— Start of Source records —
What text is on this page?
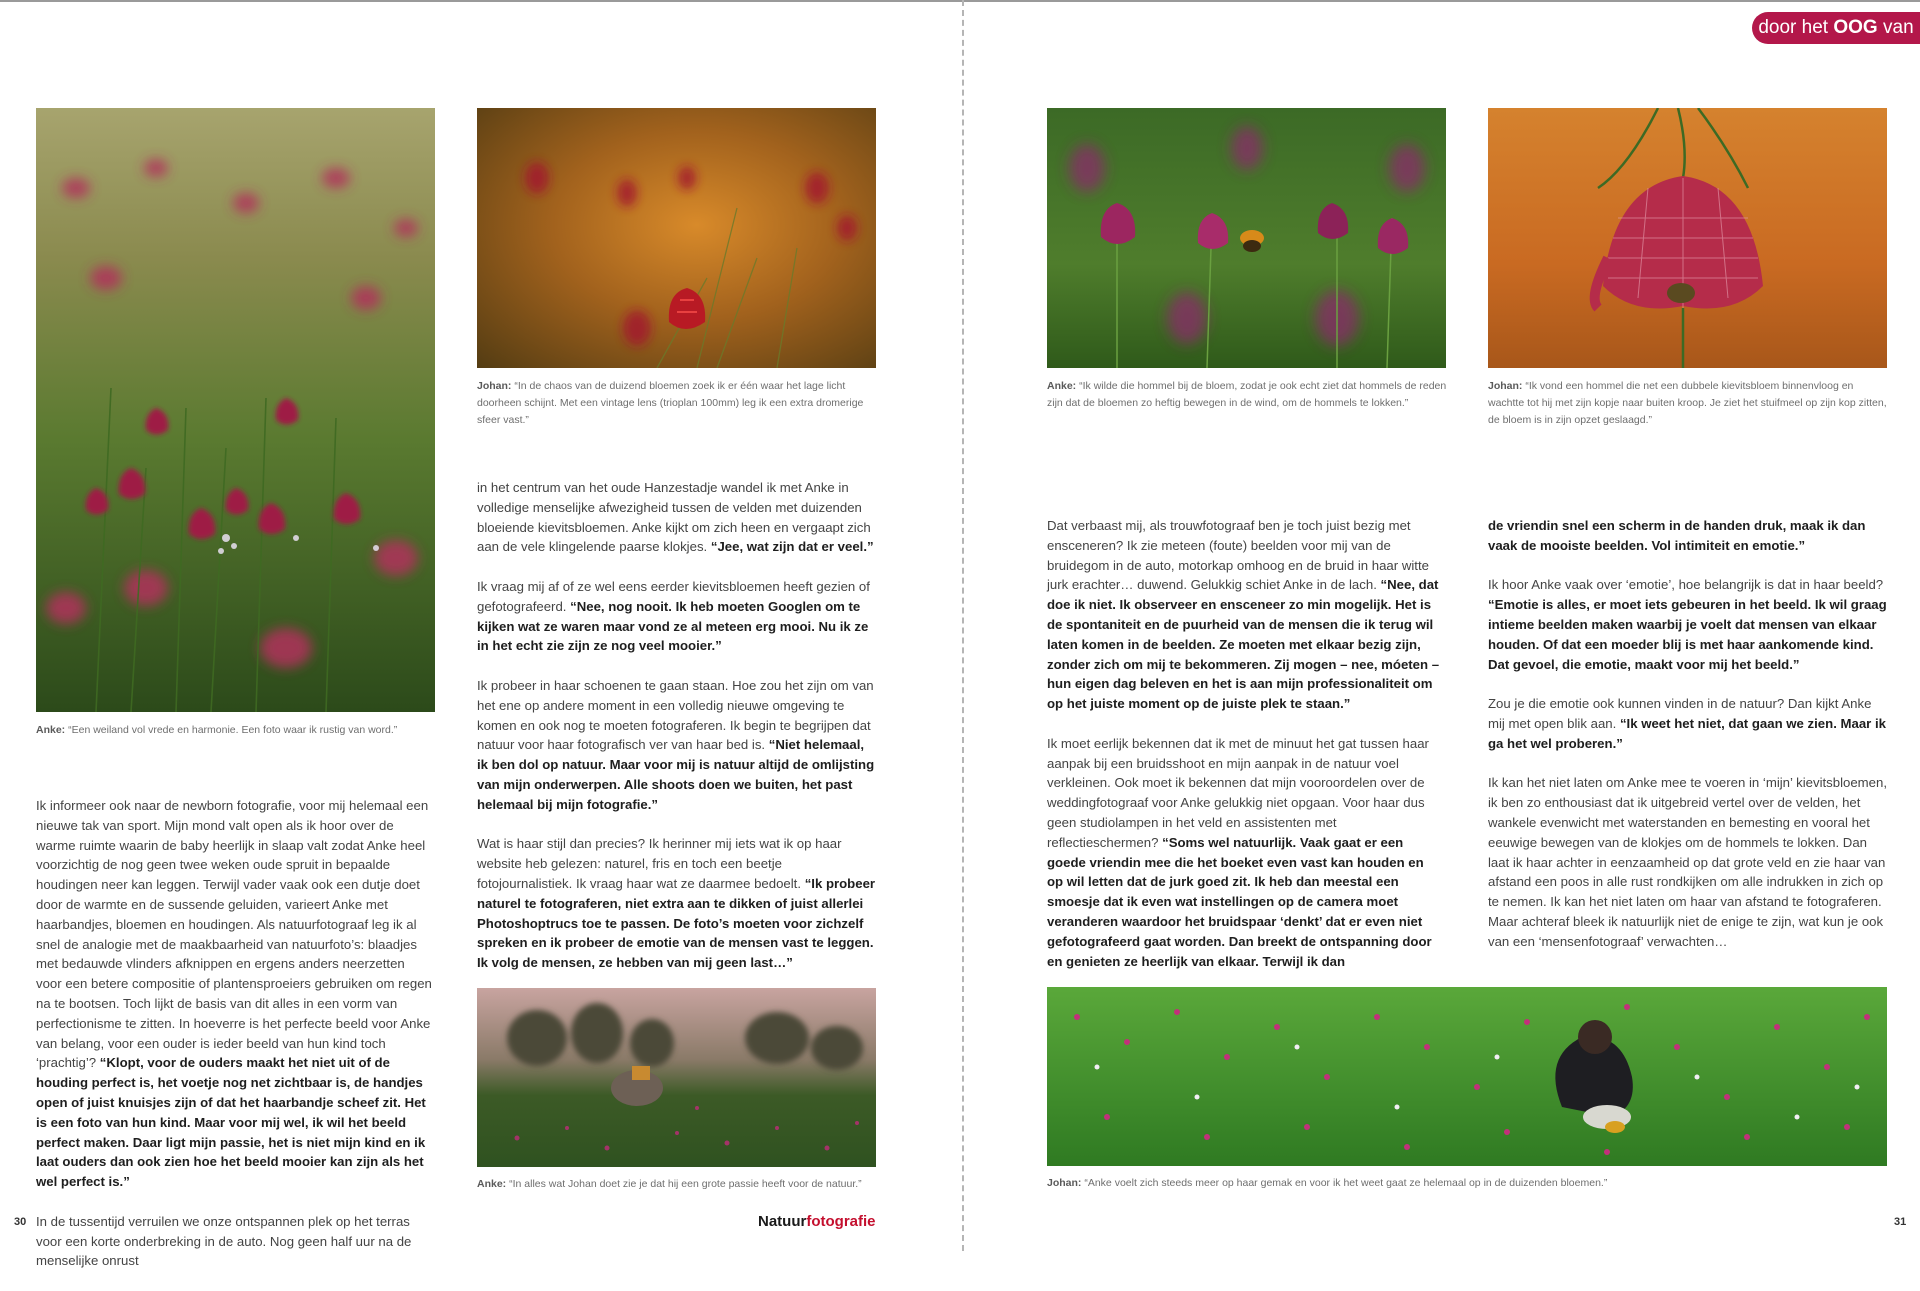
door het OOG van
Anke: “Een weiland vol vrede en harmonie. Een foto waar ik rustig van word.”
Johan: “In de chaos van de duizend bloemen zoek ik er één waar het lage licht doorheen schijnt. Met een vintage lens (trioplan 100mm) leg ik een extra dromerige sfeer vast.”
Anke: “In alles wat Johan doet zie je dat hij een grote passie heeft voor de natuur.”
Anke: “Ik wilde die hommel bij de bloem, zodat je ook echt ziet dat hommels de reden zijn dat de bloemen zo heftig bewegen in de wind, om de hommels te lokken.”
Johan: “Ik vond een hommel die net een dubbele kievitsbloem binnenvloog en wachtte tot hij met zijn kopje naar buiten kroop. Je ziet het stuifmeel op zijn kop zitten, de bloem is in zijn opzet geslaagd.”
Johan: “Anke voelt zich steeds meer op haar gemak en voor ik het weet gaat ze helemaal op in de duizenden bloemen.”

Ik informeer ook naar de newborn fotografie, voor mij helemaal een nieuwe tak van sport. Mijn mond valt open als ik hoor over de warme ruimte waarin de baby heerlijk in slaap valt zodat Anke heel voorzichtig de nog geen twee weken oude spruit in bepaalde houdingen neer kan leggen. Terwijl vader vaak ook een dutje doet door de warmte en de sussende geluiden, varieert Anke met haarbandjes, bloemen en houdingen. Als natuurfotograaf leg ik al snel de analogie met de maakbaarheid van natuurfoto’s: blaadjes met bedauwde vlinders afknippen en ergens anders neerzetten voor een betere compositie of plantensproeiers gebruiken om regen na te bootsen. Toch lijkt de basis van dit alles in een vorm van perfectionisme te zitten. In hoeverre is het perfecte beeld voor Anke van belang, voor een ouder is ieder beeld van hun kind toch ‘prachtig’? “Klopt, voor de ouders maakt het niet uit of de houding perfect is, het voetje nog net zichtbaar is, de handjes open of juist knuisjes zijn of dat het haarbandje scheef zit. Het is een foto van hun kind. Maar voor mij wel, ik wil het beeld perfect maken. Daar ligt mijn passie, het is niet mijn kind en ik laat ouders dan ook zien hoe het beeld mooier kan zijn als het wel perfect is.”

In de tussentijd verruilen we onze ontspannen plek op het terras voor een korte onderbreking in de auto. Nog geen half uur na de menselijke onrust

in het centrum van het oude Hanzestadje wandel ik met Anke in volledige menselijke afwezigheid tussen de velden met duizenden bloeiende kievitsbloemen. Anke kijkt om zich heen en vergaapt zich aan de vele klingelende paarse klokjes. “Jee, wat zijn dat er veel.”

Ik vraag mij af of ze wel eens eerder kievitsbloemen heeft gezien of gefotografeerd. “Nee, nog nooit. Ik heb moeten Googlen om te kijken wat ze waren maar vond ze al meteen erg mooi. Nu ik ze in het echt zie zijn ze nog veel mooier.”

Ik probeer in haar schoenen te gaan staan. Hoe zou het zijn om van het ene op andere moment in een volledig nieuwe omgeving te komen en ook nog te moeten fotograferen. Ik begin te begrijpen dat natuur voor haar fotografisch ver van haar bed is. “Niet helemaal, ik ben dol op natuur. Maar voor mij is natuur altijd de omlijsting van mijn onderwerpen. Alle shoots doen we buiten, het past helemaal bij mijn fotografie.”

Wat is haar stijl dan precies? Ik herinner mij iets wat ik op haar website heb gelezen: naturel, fris en toch een beetje fotojournalistiek. Ik vraag haar wat ze daarmee bedoelt. “Ik probeer naturel te fotograferen, niet extra aan te dikken of juist allerlei Photoshoptrucs toe te passen. De foto’s moeten voor zichzelf spreken en ik probeer de emotie van de mensen vast te leggen. Ik volg de mensen, ze hebben van mij geen last…”

Dat verbaast mij, als trouwfotograaf ben je toch juist bezig met ensceneren? Ik zie meteen (foute) beelden voor mij van de bruidegom in de auto, motorkap omhoog en de bruid in haar witte jurk erachter… duwend. Gelukkig schiet Anke in de lach. “Nee, dat doe ik niet. Ik observeer en ensceneer zo min mogelijk. Het is de spontaniteit en de puurheid van de mensen die ik terug wil laten komen in de beelden. Ze moeten met elkaar bezig zijn, zonder zich om mij te bekommeren. Zij mogen – nee, móeten – hun eigen dag beleven en het is aan mijn professionaliteit om op het juiste moment op de juiste plek te staan.”

Ik moet eerlijk bekennen dat ik met de minuut het gat tussen haar aanpak bij een bruidsshoot en mijn aanpak in de natuur voel verkleinen. Ook moet ik bekennen dat mijn vooroordelen over de weddingfotograaf voor Anke gelukkig niet opgaan. Voor haar dus geen studiolampen in het veld en assistenten met reflectieschermen? “Soms wel natuurlijk. Vaak gaat er een goede vriendin mee die het boeket even vast kan houden en op wil letten dat de jurk goed zit. Ik heb dan meestal een smoesje dat ik even wat instellingen op de camera moet veranderen waardoor het bruidspaar ‘denkt’ dat er even niet gefotografeerd gaat worden. Dan breekt de ontspanning door en genieten ze heerlijk van elkaar. Terwijl ik dan

de vriendin snel een scherm in de handen druk, maak ik dan vaak de mooiste beelden. Vol intimiteit en emotie.”

Ik hoor Anke vaak over ‘emotie’, hoe belangrijk is dat in haar beeld? “Emotie is alles, er moet iets gebeuren in het beeld. Ik wil graag intieme beelden maken waarbij je voelt dat mensen van elkaar houden. Of dat een moeder blij is met haar aankomende kind. Dat gevoel, die emotie, maakt voor mij het beeld.”

Zou je die emotie ook kunnen vinden in de natuur? Dan kijkt Anke mij met open blik aan. “Ik weet het niet, dat gaan we zien. Maar ik ga het wel proberen.”

Ik kan het niet laten om Anke mee te voeren in ‘mijn’ kievitsbloemen, ik ben zo enthousiast dat ik uitgebreid vertel over de velden, het wankele evenwicht met waterstanden en bemesting en vooral het eeuwige bewegen van de klokjes om de hommels te lokken. Dan laat ik haar achter in eenzaamheid op dat grote veld en zie haar van afstand een poos in alle rust rondkijken om alle indrukken in zich op te nemen. Ik kan het niet laten om haar van afstand te fotograferen. Maar achteraf bleek ik natuurlijk niet de enige te zijn, wat kun je ook van een ‘mensenfotograaf’ verwachten…

30	Natuurfotografie	31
— End of Source records —
→ Given request:
Each line containing the word "weet" counts once; say how many such lines there are, giving only the number.

→ Correct response:
2